Retype the lines starting at the one containing "staticText: 卖/1手 xyxy=(69,344,120,367)" and ending at the one containing "staticText: 冻结保证金 xyxy=(320,138,480,158)", keeping every character the same.

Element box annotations
____________________

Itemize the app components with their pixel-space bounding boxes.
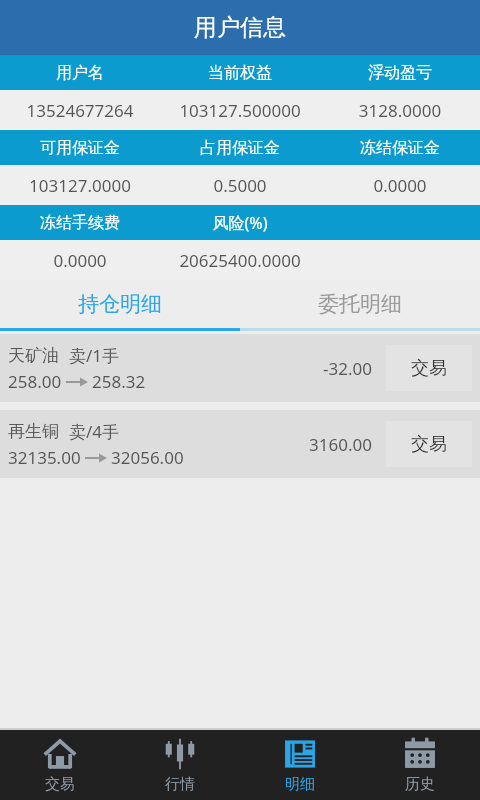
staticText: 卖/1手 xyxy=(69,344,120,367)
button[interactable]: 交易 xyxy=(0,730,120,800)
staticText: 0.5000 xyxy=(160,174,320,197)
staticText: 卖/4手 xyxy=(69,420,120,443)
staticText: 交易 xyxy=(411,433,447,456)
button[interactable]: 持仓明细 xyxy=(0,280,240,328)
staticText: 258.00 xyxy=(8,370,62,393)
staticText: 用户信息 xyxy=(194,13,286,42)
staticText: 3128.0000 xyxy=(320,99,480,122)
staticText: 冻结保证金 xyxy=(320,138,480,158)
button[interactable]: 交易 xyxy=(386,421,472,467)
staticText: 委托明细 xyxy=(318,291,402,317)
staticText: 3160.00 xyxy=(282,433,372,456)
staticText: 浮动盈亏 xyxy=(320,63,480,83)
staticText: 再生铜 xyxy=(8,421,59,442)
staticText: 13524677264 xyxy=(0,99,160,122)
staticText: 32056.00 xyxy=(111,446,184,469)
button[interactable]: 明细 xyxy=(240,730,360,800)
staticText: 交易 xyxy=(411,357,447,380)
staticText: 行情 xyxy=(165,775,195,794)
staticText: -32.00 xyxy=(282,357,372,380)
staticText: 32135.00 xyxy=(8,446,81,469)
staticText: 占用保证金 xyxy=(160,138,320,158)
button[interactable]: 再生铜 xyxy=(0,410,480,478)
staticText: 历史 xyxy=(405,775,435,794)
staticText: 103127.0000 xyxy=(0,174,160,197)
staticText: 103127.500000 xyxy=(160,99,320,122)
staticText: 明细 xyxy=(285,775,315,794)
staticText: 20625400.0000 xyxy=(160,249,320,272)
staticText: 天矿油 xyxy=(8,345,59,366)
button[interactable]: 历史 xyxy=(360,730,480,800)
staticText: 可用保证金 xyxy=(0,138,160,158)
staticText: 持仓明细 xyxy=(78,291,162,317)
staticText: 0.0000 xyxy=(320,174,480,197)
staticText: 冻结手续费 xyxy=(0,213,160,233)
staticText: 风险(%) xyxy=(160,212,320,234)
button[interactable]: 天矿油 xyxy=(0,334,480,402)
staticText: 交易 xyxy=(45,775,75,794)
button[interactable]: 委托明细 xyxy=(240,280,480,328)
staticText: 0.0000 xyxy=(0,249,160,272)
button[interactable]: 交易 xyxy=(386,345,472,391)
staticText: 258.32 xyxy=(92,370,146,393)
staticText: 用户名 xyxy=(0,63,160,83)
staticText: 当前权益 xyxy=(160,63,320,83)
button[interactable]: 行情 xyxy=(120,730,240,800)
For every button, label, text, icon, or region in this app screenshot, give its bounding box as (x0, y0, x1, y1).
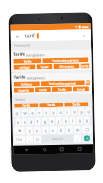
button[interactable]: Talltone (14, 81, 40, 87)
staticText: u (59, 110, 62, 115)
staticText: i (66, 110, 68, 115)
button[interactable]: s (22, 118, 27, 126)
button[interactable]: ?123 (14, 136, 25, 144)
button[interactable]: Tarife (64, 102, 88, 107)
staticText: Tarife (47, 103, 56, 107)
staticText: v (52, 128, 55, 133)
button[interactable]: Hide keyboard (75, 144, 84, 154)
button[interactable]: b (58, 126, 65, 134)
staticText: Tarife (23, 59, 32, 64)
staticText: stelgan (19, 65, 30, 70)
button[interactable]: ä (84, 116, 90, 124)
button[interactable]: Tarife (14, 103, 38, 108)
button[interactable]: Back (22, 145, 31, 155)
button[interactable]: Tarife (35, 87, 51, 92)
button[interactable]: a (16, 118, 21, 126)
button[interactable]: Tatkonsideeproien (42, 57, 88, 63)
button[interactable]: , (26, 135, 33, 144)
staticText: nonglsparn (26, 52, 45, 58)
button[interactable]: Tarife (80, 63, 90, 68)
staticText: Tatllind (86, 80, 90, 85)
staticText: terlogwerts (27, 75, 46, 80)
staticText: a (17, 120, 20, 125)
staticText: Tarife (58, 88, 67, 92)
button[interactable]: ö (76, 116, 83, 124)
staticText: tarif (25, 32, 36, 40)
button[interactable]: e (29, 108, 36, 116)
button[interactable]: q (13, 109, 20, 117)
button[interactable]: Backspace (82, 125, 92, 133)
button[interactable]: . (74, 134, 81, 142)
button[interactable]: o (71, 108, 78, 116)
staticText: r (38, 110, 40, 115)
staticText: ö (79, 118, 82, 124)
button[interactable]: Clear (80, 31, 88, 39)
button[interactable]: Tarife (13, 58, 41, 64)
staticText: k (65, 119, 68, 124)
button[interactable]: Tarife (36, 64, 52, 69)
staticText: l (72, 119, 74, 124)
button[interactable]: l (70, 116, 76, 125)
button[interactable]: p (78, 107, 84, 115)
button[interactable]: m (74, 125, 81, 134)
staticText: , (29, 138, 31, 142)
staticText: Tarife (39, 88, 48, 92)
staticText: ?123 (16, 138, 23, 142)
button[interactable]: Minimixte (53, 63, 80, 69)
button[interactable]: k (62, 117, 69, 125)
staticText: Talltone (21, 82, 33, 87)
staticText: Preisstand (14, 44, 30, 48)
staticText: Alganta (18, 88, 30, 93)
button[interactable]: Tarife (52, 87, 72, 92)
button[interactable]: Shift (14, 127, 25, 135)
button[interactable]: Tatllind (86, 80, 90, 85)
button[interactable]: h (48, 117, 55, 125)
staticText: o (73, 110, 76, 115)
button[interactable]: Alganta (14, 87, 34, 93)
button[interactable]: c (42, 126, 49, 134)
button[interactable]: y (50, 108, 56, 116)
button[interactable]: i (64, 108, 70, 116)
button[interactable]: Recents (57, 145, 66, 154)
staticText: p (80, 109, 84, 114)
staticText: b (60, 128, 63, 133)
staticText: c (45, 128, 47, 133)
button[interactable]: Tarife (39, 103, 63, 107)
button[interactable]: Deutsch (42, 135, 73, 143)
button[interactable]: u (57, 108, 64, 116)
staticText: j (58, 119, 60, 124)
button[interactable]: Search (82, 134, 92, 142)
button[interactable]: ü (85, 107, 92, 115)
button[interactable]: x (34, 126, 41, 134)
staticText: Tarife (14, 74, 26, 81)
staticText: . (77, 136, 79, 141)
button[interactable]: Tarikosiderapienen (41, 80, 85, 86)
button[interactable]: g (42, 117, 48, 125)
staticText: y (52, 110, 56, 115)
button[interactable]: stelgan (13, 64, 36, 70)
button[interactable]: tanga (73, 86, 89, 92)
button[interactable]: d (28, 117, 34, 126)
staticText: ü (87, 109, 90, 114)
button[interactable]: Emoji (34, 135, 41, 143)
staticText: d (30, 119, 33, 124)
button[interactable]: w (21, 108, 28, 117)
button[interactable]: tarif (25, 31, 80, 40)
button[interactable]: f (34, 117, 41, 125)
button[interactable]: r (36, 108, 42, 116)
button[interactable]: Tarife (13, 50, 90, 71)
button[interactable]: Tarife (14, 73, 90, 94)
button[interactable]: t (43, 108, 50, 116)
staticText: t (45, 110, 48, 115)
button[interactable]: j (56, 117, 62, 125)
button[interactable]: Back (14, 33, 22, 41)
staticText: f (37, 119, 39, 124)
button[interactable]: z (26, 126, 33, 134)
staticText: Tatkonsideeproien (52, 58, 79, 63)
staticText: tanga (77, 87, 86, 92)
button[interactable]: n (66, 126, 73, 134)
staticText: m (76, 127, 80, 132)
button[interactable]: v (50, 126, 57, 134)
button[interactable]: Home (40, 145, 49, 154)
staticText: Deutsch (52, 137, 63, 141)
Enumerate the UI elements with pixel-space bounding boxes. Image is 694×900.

____________________

• Correct result:
staticText: 卖/1手 xyxy=(69,344,120,367)
button[interactable]: 交易 xyxy=(0,730,120,800)
staticText: 0.5000 xyxy=(160,174,320,197)
staticText: 卖/4手 xyxy=(69,420,120,443)
staticText: 交易 xyxy=(411,433,447,456)
button[interactable]: 持仓明细 xyxy=(0,280,240,328)
staticText: 258.00 xyxy=(8,370,62,393)
staticText: 用户信息 xyxy=(194,13,286,42)
staticText: 3128.0000 xyxy=(320,99,480,122)
staticText: 冻结保证金 xyxy=(320,138,480,158)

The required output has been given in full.